>> start

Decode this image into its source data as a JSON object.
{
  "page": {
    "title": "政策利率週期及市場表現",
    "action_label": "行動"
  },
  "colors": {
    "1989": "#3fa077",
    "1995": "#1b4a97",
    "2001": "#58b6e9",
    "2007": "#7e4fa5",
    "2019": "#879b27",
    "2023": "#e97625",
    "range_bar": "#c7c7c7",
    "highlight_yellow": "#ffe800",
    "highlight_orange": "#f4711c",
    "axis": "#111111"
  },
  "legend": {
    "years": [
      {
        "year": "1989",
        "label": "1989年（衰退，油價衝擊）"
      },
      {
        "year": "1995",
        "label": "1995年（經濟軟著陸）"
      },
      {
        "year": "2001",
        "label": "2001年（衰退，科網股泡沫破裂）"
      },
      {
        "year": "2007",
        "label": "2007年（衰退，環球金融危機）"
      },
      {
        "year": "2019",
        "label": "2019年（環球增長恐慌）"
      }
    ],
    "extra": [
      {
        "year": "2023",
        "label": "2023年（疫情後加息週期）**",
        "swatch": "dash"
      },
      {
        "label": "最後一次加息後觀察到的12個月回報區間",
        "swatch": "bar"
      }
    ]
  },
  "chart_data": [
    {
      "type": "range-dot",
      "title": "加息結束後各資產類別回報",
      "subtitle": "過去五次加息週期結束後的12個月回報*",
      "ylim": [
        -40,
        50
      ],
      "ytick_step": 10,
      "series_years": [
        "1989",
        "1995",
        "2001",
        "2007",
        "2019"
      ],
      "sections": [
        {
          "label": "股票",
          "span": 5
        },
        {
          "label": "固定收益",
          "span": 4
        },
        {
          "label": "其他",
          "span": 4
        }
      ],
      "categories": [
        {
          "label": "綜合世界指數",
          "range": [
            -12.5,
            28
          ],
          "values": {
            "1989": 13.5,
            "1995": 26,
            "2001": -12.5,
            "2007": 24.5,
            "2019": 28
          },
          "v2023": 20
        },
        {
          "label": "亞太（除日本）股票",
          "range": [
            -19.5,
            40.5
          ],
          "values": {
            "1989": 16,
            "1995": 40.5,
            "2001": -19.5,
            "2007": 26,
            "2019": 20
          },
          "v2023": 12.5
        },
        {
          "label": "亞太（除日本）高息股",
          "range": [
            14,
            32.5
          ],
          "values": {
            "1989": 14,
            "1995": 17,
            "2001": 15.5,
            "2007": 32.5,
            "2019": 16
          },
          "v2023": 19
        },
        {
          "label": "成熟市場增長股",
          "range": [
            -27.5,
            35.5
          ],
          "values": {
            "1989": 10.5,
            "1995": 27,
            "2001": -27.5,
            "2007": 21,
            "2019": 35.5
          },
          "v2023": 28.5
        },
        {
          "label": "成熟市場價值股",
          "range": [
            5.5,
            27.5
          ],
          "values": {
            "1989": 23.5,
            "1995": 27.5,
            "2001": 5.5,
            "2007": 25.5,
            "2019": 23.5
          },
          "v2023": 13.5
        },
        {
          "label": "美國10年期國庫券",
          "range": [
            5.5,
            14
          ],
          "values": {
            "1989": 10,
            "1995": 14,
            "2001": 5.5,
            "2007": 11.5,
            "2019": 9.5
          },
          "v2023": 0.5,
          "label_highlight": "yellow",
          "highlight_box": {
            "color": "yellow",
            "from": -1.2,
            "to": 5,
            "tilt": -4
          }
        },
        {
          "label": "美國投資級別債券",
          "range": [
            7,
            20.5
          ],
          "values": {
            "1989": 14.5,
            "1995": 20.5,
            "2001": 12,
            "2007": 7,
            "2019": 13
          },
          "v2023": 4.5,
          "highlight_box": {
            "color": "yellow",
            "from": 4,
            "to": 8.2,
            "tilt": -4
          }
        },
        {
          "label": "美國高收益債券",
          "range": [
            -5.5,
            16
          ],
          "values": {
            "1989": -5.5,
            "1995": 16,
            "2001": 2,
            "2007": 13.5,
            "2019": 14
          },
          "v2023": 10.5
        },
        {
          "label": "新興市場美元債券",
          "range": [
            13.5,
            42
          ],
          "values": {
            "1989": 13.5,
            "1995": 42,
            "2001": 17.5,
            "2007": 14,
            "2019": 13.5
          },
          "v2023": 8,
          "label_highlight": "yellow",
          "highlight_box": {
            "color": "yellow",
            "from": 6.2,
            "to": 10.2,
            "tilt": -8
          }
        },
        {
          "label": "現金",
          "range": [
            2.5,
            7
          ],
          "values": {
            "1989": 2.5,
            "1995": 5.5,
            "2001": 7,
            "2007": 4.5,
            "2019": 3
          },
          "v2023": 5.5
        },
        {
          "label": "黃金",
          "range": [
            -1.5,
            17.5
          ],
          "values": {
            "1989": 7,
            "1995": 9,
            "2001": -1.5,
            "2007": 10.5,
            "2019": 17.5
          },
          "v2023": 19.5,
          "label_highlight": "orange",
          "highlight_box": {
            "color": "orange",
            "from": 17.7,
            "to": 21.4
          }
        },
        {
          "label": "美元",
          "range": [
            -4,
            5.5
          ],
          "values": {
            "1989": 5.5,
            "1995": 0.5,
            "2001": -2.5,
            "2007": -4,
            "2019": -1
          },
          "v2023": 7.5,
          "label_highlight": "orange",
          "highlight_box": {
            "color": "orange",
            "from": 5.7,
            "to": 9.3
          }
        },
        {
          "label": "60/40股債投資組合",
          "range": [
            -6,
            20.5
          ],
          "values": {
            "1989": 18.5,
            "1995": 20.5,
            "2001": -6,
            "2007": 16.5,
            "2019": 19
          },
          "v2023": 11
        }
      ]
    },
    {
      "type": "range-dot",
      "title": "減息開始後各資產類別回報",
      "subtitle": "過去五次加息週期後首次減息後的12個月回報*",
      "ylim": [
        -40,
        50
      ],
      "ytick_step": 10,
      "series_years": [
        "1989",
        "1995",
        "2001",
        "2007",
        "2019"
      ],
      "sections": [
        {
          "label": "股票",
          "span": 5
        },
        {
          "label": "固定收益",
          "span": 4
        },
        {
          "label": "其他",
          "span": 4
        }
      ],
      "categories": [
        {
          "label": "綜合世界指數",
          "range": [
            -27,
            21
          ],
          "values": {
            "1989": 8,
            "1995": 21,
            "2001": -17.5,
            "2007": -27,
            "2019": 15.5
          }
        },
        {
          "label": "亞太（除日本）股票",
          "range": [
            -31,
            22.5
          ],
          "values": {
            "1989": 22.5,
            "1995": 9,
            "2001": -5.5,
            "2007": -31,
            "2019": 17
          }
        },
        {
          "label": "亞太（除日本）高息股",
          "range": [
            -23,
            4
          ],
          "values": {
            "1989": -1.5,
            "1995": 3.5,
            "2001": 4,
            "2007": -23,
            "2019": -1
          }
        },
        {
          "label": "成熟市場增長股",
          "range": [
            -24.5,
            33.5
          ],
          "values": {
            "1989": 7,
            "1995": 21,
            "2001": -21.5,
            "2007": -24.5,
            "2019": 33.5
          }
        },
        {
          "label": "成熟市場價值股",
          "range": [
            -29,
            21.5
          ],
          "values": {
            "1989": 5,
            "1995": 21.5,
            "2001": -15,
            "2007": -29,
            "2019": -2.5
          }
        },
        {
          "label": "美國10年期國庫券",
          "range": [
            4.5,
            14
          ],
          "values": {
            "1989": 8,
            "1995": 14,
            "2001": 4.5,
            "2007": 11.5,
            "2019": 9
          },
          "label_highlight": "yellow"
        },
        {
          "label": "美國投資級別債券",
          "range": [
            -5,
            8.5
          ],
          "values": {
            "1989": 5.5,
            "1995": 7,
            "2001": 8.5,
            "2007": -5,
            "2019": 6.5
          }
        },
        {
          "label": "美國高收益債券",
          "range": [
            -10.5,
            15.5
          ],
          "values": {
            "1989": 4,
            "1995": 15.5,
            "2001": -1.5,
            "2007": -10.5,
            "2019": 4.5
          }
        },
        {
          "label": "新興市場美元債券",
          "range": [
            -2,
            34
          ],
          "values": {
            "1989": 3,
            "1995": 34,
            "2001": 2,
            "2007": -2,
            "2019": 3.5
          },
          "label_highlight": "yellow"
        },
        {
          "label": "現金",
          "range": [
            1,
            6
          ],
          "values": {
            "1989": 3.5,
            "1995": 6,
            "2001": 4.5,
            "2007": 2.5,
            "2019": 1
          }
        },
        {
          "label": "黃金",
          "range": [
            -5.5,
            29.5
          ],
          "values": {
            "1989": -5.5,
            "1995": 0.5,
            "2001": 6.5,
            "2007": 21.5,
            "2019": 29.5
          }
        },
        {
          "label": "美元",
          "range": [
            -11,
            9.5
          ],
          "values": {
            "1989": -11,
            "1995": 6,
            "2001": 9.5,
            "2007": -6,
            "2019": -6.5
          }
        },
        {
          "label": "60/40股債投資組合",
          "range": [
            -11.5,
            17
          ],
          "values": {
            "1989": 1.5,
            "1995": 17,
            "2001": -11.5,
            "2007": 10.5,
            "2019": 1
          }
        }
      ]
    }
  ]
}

>> end

# [WHAT YOU HAVE TO DO]
Which lines of the material contain the string "subtitle"? List each of them.

# [EXERCISE ANSWER]
      "subtitle": "過去五次加息週期結束後的12個月回報*",
      "subtitle": "過去五次加息週期後首次減息後的12個月回報*",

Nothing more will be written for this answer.